__Task directions__. Copy out each line below that has the word "ylabel" in it.

__Source material__.
*****

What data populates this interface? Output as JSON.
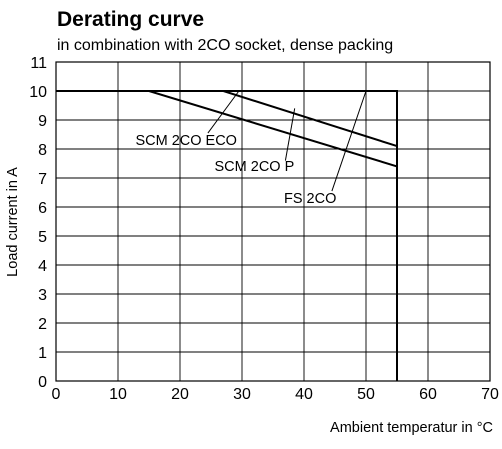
{
  "chart_data": {
    "type": "line",
    "title": "Derating curve",
    "subtitle": "in combination with 2CO socket, dense packing",
    "xlabel": "Ambient temperatur in °C",
    "ylabel": "Load  current in A",
    "xlim": [
      0,
      70
    ],
    "ylim": [
      0,
      11
    ],
    "xticks": [
      "0",
      "10",
      "20",
      "30",
      "40",
      "50",
      "60",
      "70"
    ],
    "yticks": [
      "0",
      "1",
      "2",
      "3",
      "4",
      "5",
      "6",
      "7",
      "8",
      "9",
      "10",
      "11"
    ],
    "grid": true,
    "series": [
      {
        "name": "SCM 2CO ECO",
        "x": [
          0,
          15,
          55
        ],
        "y": [
          10,
          10,
          7.4
        ]
      },
      {
        "name": "SCM 2CO P",
        "x": [
          0,
          27,
          55
        ],
        "y": [
          10,
          10,
          8.1
        ]
      },
      {
        "name": "FS 2CO",
        "x": [
          0,
          55,
          55
        ],
        "y": [
          10,
          10,
          0
        ]
      }
    ],
    "annotations": [
      {
        "text": "SCM 2CO ECO",
        "x": 21,
        "y": 8.0
      },
      {
        "text": "SCM 2CO P",
        "x": 32,
        "y": 7.1
      },
      {
        "text": "FS 2CO",
        "x": 41,
        "y": 6.0
      }
    ],
    "colors": {
      "lines": "#000000",
      "grid": "#000000",
      "background": "#ffffff"
    }
  }
}
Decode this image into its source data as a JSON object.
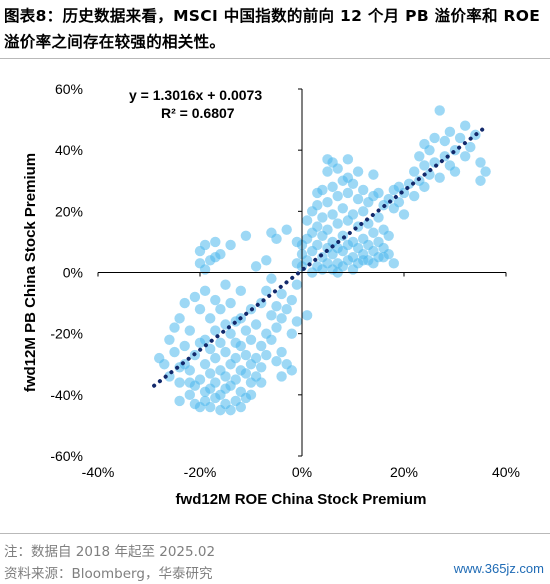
{
  "figure": {
    "title": "图表8：历史数据来看，MSCI 中国指数的前向 12 个月 PB 溢价率和 ROE 溢价率之间存在较强的相关性。"
  },
  "chart_data": {
    "type": "scatter",
    "xlabel": "fwd12M ROE China Stock Premium",
    "ylabel": "fwd12M PB China Stock Premium",
    "xlim": [
      -0.4,
      0.4
    ],
    "ylim": [
      -0.6,
      0.6
    ],
    "x_ticks": [
      -0.4,
      -0.2,
      0.0,
      0.2,
      0.4
    ],
    "y_ticks": [
      -0.6,
      -0.4,
      -0.2,
      0.0,
      0.2,
      0.4,
      0.6
    ],
    "x_tick_labels": [
      "-40%",
      "-20%",
      "0%",
      "20%",
      "40%"
    ],
    "y_tick_labels": [
      "-60%",
      "-40%",
      "-20%",
      "0%",
      "20%",
      "40%",
      "60%"
    ],
    "grid": false,
    "trendline": {
      "equation": "y = 1.3016x + 0.0073",
      "r_squared": "R² = 0.6807",
      "slope": 1.3016,
      "intercept": 0.0073,
      "x_range": [
        -0.29,
        0.36
      ],
      "color": "#13296b"
    },
    "point_color": "#4db8ec",
    "points": [
      [
        -0.28,
        -0.28
      ],
      [
        -0.27,
        -0.3
      ],
      [
        -0.26,
        -0.22
      ],
      [
        -0.26,
        -0.34
      ],
      [
        -0.25,
        -0.26
      ],
      [
        -0.25,
        -0.18
      ],
      [
        -0.24,
        -0.15
      ],
      [
        -0.24,
        -0.36
      ],
      [
        -0.24,
        -0.42
      ],
      [
        -0.23,
        -0.3
      ],
      [
        -0.23,
        -0.1
      ],
      [
        -0.23,
        -0.24
      ],
      [
        -0.22,
        -0.4
      ],
      [
        -0.22,
        -0.32
      ],
      [
        -0.22,
        -0.19
      ],
      [
        -0.21,
        -0.43
      ],
      [
        -0.21,
        -0.37
      ],
      [
        -0.21,
        -0.27
      ],
      [
        -0.21,
        -0.08
      ],
      [
        -0.2,
        -0.44
      ],
      [
        -0.2,
        -0.35
      ],
      [
        -0.2,
        -0.12
      ],
      [
        -0.2,
        0.03
      ],
      [
        -0.2,
        0.07
      ],
      [
        -0.19,
        -0.42
      ],
      [
        -0.19,
        -0.39
      ],
      [
        -0.19,
        -0.3
      ],
      [
        -0.19,
        -0.22
      ],
      [
        -0.19,
        -0.06
      ],
      [
        -0.19,
        0.01
      ],
      [
        -0.18,
        -0.44
      ],
      [
        -0.18,
        -0.38
      ],
      [
        -0.18,
        -0.33
      ],
      [
        -0.18,
        -0.25
      ],
      [
        -0.18,
        -0.15
      ],
      [
        -0.18,
        0.04
      ],
      [
        -0.17,
        -0.41
      ],
      [
        -0.17,
        -0.36
      ],
      [
        -0.17,
        -0.28
      ],
      [
        -0.17,
        -0.19
      ],
      [
        -0.17,
        -0.09
      ],
      [
        -0.17,
        0.05
      ],
      [
        -0.16,
        -0.45
      ],
      [
        -0.16,
        -0.4
      ],
      [
        -0.16,
        -0.32
      ],
      [
        -0.16,
        -0.23
      ],
      [
        -0.16,
        -0.12
      ],
      [
        -0.16,
        0.06
      ],
      [
        -0.15,
        -0.43
      ],
      [
        -0.15,
        -0.38
      ],
      [
        -0.15,
        -0.34
      ],
      [
        -0.15,
        -0.26
      ],
      [
        -0.15,
        -0.17
      ],
      [
        -0.15,
        -0.04
      ],
      [
        -0.14,
        -0.45
      ],
      [
        -0.14,
        -0.37
      ],
      [
        -0.14,
        -0.3
      ],
      [
        -0.14,
        -0.2
      ],
      [
        -0.14,
        -0.1
      ],
      [
        -0.14,
        0.09
      ],
      [
        -0.13,
        -0.42
      ],
      [
        -0.13,
        -0.35
      ],
      [
        -0.13,
        -0.28
      ],
      [
        -0.13,
        -0.16
      ],
      [
        -0.12,
        -0.44
      ],
      [
        -0.12,
        -0.39
      ],
      [
        -0.12,
        -0.32
      ],
      [
        -0.12,
        -0.24
      ],
      [
        -0.12,
        -0.06
      ],
      [
        -0.11,
        -0.41
      ],
      [
        -0.11,
        -0.33
      ],
      [
        -0.11,
        -0.27
      ],
      [
        -0.11,
        -0.19
      ],
      [
        -0.1,
        -0.36
      ],
      [
        -0.1,
        -0.3
      ],
      [
        -0.1,
        -0.22
      ],
      [
        -0.1,
        -0.12
      ],
      [
        -0.09,
        -0.34
      ],
      [
        -0.09,
        -0.28
      ],
      [
        -0.09,
        -0.17
      ],
      [
        -0.08,
        -0.31
      ],
      [
        -0.08,
        -0.24
      ],
      [
        -0.08,
        -0.1
      ],
      [
        -0.07,
        -0.27
      ],
      [
        -0.07,
        -0.2
      ],
      [
        -0.07,
        -0.06
      ],
      [
        -0.06,
        -0.22
      ],
      [
        -0.06,
        -0.14
      ],
      [
        -0.06,
        -0.02
      ],
      [
        -0.05,
        -0.18
      ],
      [
        -0.05,
        -0.29
      ],
      [
        -0.05,
        -0.11
      ],
      [
        -0.04,
        -0.15
      ],
      [
        -0.04,
        -0.26
      ],
      [
        -0.04,
        -0.07
      ],
      [
        -0.03,
        -0.3
      ],
      [
        -0.03,
        -0.12
      ],
      [
        -0.02,
        -0.2
      ],
      [
        -0.02,
        -0.09
      ],
      [
        -0.01,
        -0.16
      ],
      [
        -0.01,
        -0.04
      ],
      [
        -0.11,
        0.12
      ],
      [
        -0.06,
        0.13
      ],
      [
        -0.05,
        0.11
      ],
      [
        -0.03,
        0.14
      ],
      [
        -0.01,
        0.1
      ],
      [
        -0.02,
        -0.32
      ],
      [
        -0.04,
        -0.34
      ],
      [
        -0.2,
        -0.23
      ],
      [
        -0.22,
        -0.36
      ],
      [
        -0.24,
        -0.31
      ],
      [
        -0.13,
        -0.23
      ],
      [
        -0.08,
        -0.36
      ],
      [
        -0.1,
        -0.4
      ],
      [
        -0.12,
        -0.15
      ],
      [
        -0.19,
        0.09
      ],
      [
        -0.17,
        0.1
      ],
      [
        -0.09,
        0.02
      ],
      [
        -0.07,
        0.04
      ],
      [
        0.0,
        0.02
      ],
      [
        -0.01,
        0.03
      ],
      [
        0.0,
        0.06
      ],
      [
        0.0,
        0.09
      ],
      [
        0.01,
        0.04
      ],
      [
        0.01,
        0.11
      ],
      [
        0.01,
        0.17
      ],
      [
        0.02,
        0.0
      ],
      [
        0.02,
        0.07
      ],
      [
        0.02,
        0.13
      ],
      [
        0.02,
        0.2
      ],
      [
        0.03,
        0.02
      ],
      [
        0.03,
        0.09
      ],
      [
        0.03,
        0.15
      ],
      [
        0.03,
        0.22
      ],
      [
        0.04,
        0.05
      ],
      [
        0.04,
        0.12
      ],
      [
        0.04,
        0.18
      ],
      [
        0.04,
        0.27
      ],
      [
        0.05,
        0.03
      ],
      [
        0.05,
        0.08
      ],
      [
        0.05,
        0.14
      ],
      [
        0.05,
        0.23
      ],
      [
        0.05,
        0.33
      ],
      [
        0.06,
        0.01
      ],
      [
        0.06,
        0.06
      ],
      [
        0.06,
        0.1
      ],
      [
        0.06,
        0.19
      ],
      [
        0.06,
        0.28
      ],
      [
        0.06,
        0.36
      ],
      [
        0.07,
        0.03
      ],
      [
        0.07,
        0.08
      ],
      [
        0.07,
        0.16
      ],
      [
        0.07,
        0.25
      ],
      [
        0.07,
        0.34
      ],
      [
        0.08,
        0.02
      ],
      [
        0.08,
        0.07
      ],
      [
        0.08,
        0.12
      ],
      [
        0.08,
        0.21
      ],
      [
        0.08,
        0.3
      ],
      [
        0.09,
        0.04
      ],
      [
        0.09,
        0.09
      ],
      [
        0.09,
        0.17
      ],
      [
        0.09,
        0.26
      ],
      [
        0.09,
        0.37
      ],
      [
        0.1,
        0.05
      ],
      [
        0.1,
        0.1
      ],
      [
        0.1,
        0.19
      ],
      [
        0.1,
        0.29
      ],
      [
        0.11,
        0.03
      ],
      [
        0.11,
        0.08
      ],
      [
        0.11,
        0.15
      ],
      [
        0.11,
        0.24
      ],
      [
        0.11,
        0.33
      ],
      [
        0.12,
        0.06
      ],
      [
        0.12,
        0.11
      ],
      [
        0.12,
        0.2
      ],
      [
        0.12,
        0.27
      ],
      [
        0.13,
        0.04
      ],
      [
        0.13,
        0.09
      ],
      [
        0.13,
        0.16
      ],
      [
        0.13,
        0.23
      ],
      [
        0.14,
        0.07
      ],
      [
        0.14,
        0.13
      ],
      [
        0.14,
        0.25
      ],
      [
        0.14,
        0.32
      ],
      [
        0.15,
        0.05
      ],
      [
        0.15,
        0.1
      ],
      [
        0.15,
        0.18
      ],
      [
        0.15,
        0.26
      ],
      [
        0.16,
        0.08
      ],
      [
        0.16,
        0.14
      ],
      [
        0.16,
        0.22
      ],
      [
        0.17,
        0.06
      ],
      [
        0.17,
        0.12
      ],
      [
        0.17,
        0.24
      ],
      [
        0.18,
        0.21
      ],
      [
        0.18,
        0.27
      ],
      [
        0.19,
        0.23
      ],
      [
        0.19,
        0.28
      ],
      [
        0.2,
        0.19
      ],
      [
        0.2,
        0.26
      ],
      [
        0.21,
        0.29
      ],
      [
        0.22,
        0.25
      ],
      [
        0.22,
        0.33
      ],
      [
        0.23,
        0.3
      ],
      [
        0.23,
        0.38
      ],
      [
        0.24,
        0.28
      ],
      [
        0.24,
        0.35
      ],
      [
        0.25,
        0.32
      ],
      [
        0.25,
        0.4
      ],
      [
        0.26,
        0.36
      ],
      [
        0.26,
        0.44
      ],
      [
        0.27,
        0.53
      ],
      [
        0.27,
        0.31
      ],
      [
        0.28,
        0.38
      ],
      [
        0.28,
        0.43
      ],
      [
        0.29,
        0.35
      ],
      [
        0.29,
        0.46
      ],
      [
        0.3,
        0.4
      ],
      [
        0.3,
        0.33
      ],
      [
        0.31,
        0.44
      ],
      [
        0.32,
        0.38
      ],
      [
        0.32,
        0.48
      ],
      [
        0.33,
        0.41
      ],
      [
        0.34,
        0.45
      ],
      [
        0.35,
        0.3
      ],
      [
        0.35,
        0.36
      ],
      [
        0.36,
        0.33
      ],
      [
        0.04,
        0.01
      ],
      [
        0.05,
        0.37
      ],
      [
        0.12,
        0.04
      ],
      [
        0.14,
        0.03
      ],
      [
        0.16,
        0.05
      ],
      [
        0.18,
        0.03
      ],
      [
        0.07,
        0.0
      ],
      [
        0.1,
        0.01
      ],
      [
        0.03,
        0.26
      ],
      [
        0.09,
        0.31
      ],
      [
        0.01,
        -0.14
      ],
      [
        0.24,
        0.42
      ]
    ]
  },
  "notes": {
    "note_line": "注：数据自 2018 年起至 2025.02",
    "source_line": "资料来源：Bloomberg，华泰研究"
  },
  "watermark": "www.365jz.com"
}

*****

__Response__.
    "ylabel": "Load  current in A",
    "ylabel": "fwd12M PB China Stock Premium",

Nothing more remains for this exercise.